Stored data entries
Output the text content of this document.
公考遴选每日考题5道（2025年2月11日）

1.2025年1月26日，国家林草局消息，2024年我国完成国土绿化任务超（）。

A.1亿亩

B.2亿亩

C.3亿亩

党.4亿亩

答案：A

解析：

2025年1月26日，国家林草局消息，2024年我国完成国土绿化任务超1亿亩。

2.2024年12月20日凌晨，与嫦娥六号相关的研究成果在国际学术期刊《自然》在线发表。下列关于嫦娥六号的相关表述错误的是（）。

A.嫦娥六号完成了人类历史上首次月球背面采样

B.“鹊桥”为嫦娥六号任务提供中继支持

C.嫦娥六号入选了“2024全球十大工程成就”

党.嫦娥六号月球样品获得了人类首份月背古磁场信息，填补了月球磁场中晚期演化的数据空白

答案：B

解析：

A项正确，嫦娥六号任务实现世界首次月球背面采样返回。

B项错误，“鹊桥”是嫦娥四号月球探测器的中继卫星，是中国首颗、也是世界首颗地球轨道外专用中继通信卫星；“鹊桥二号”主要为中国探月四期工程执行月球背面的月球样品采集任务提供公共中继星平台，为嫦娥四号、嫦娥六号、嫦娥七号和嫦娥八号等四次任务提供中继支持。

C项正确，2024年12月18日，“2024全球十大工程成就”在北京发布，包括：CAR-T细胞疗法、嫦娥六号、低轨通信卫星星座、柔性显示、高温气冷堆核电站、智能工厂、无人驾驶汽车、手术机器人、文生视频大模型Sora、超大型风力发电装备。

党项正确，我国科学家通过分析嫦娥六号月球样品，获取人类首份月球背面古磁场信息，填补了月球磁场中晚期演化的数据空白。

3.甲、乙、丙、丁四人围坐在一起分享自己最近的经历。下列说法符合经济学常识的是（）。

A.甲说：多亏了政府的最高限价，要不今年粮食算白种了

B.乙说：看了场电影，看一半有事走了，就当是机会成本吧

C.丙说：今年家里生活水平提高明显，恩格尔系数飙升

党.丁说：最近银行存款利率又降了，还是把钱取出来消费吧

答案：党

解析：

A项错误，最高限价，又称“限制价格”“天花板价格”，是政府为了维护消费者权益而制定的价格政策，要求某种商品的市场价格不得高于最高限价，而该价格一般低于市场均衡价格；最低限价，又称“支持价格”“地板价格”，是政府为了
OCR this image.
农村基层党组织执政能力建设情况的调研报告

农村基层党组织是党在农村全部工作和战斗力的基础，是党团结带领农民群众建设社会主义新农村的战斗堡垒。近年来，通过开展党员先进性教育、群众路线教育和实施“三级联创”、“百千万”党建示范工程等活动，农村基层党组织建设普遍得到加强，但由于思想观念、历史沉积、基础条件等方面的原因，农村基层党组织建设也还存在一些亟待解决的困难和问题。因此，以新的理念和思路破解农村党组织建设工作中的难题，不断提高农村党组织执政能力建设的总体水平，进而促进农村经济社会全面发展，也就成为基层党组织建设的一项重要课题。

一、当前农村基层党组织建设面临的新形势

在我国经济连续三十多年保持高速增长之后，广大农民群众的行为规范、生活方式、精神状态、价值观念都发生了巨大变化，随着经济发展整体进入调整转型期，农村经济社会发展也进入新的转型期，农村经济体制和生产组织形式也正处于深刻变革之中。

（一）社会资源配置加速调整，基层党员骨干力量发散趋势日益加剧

TASK TO CARRY OUT
Restate the whole of the material exactly.

RESPONSE TO THIS TASK
Output the text content of this document.
公考遴选每日考题5道（2025年2月11日）

1.2025年1月26日，国家林草局消息，2024年我国完成国土绿化任务超（）。

A.1亿亩

B.2亿亩

C.3亿亩

党.4亿亩

答案：A

解析：

2025年1月26日，国家林草局消息，2024年我国完成国土绿化任务超1亿亩。

2.2024年12月20日凌晨，与嫦娥六号相关的研究成果在国际学术期刊《自然》在线发表。下列关于嫦娥六号的相关表述错误的是（）。

A.嫦娥六号完成了人类历史上首次月球背面采样

B.“鹊桥”为嫦娥六号任务提供中继支持

C.嫦娥六号入选了“2024全球十大工程成就”

党.嫦娥六号月球样品获得了人类首份月背古磁场信息，填补了月球磁场中晚期演化的数据空白

答案：B

解析：

A项正确，嫦娥六号任务实现世界首次月球背面采样返回。

B项错误，“鹊桥”是嫦娥四号月球探测器的中继卫星，是中国首颗、也是世界首颗地球轨道外专用中继通信卫星；“鹊桥二号”主要为中国探月四期工程执行月球背面的月球样品采集任务提供公共中继星平台，为嫦娥四号、嫦娥六号、嫦娥七号和嫦娥八号等四次任务提供中继支持。

C项正确，2024年12月18日，“2024全球十大工程成就”在北京发布，包括：CAR-T细胞疗法、嫦娥六号、低轨通信卫星星座、柔性显示、高温气冷堆核电站、智能工厂、无人驾驶汽车、手术机器人、文生视频大模型Sora、超大型风力发电装备。

党项正确，我国科学家通过分析嫦娥六号月球样品，获取人类首份月球背面古磁场信息，填补了月球磁场中晚期演化的数据空白。

3.甲、乙、丙、丁四人围坐在一起分享自己最近的经历。下列说法符合经济学常识的是（）。

A.甲说：多亏了政府的最高限价，要不今年粮食算白种了

B.乙说：看了场电影，看一半有事走了，就当是机会成本吧

C.丙说：今年家里生活水平提高明显，恩格尔系数飙升

党.丁说：最近银行存款利率又降了，还是把钱取出来消费吧

答案：党

解析：

A项错误，最高限价，又称“限制价格”“天花板价格”，是政府为了维护消费者权益而制定的价格政策，要求某种商品的市场价格不得高于最高限价，而该价格一般低于市场均衡价格；最低限价，又称“支持价格”“地板价格”，是政府为了
OCR this image.
农村基层党组织执政能力建设情况的调研报告

农村基层党组织是党在农村全部工作和战斗力的基础，是党团结带领农民群众建设社会主义新农村的战斗堡垒。近年来，通过开展党员先进性教育、群众路线教育和实施“三级联创”、“百千万”党建示范工程等活动，农村基层党组织建设普遍得到加强，但由于思想观念、历史沉积、基础条件等方面的原因，农村基层党组织建设也还存在一些亟待解决的困难和问题。因此，以新的理念和思路破解农村党组织建设工作中的难题，不断提高农村党组织执政能力建设的总体水平，进而促进农村经济社会全面发展，也就成为基层党组织建设的一项重要课题。

一、当前农村基层党组织建设面临的新形势

在我国经济连续三十多年保持高速增长之后，广大农民群众的行为规范、生活方式、精神状态、价值观念都发生了巨大变化，随着经济发展整体进入调整转型期，农村经济社会发展也进入新的转型期，农村经济体制和生产组织形式也正处于深刻变革之中。

（一）社会资源配置加速调整，基层党员骨干力量发散趋势日益加剧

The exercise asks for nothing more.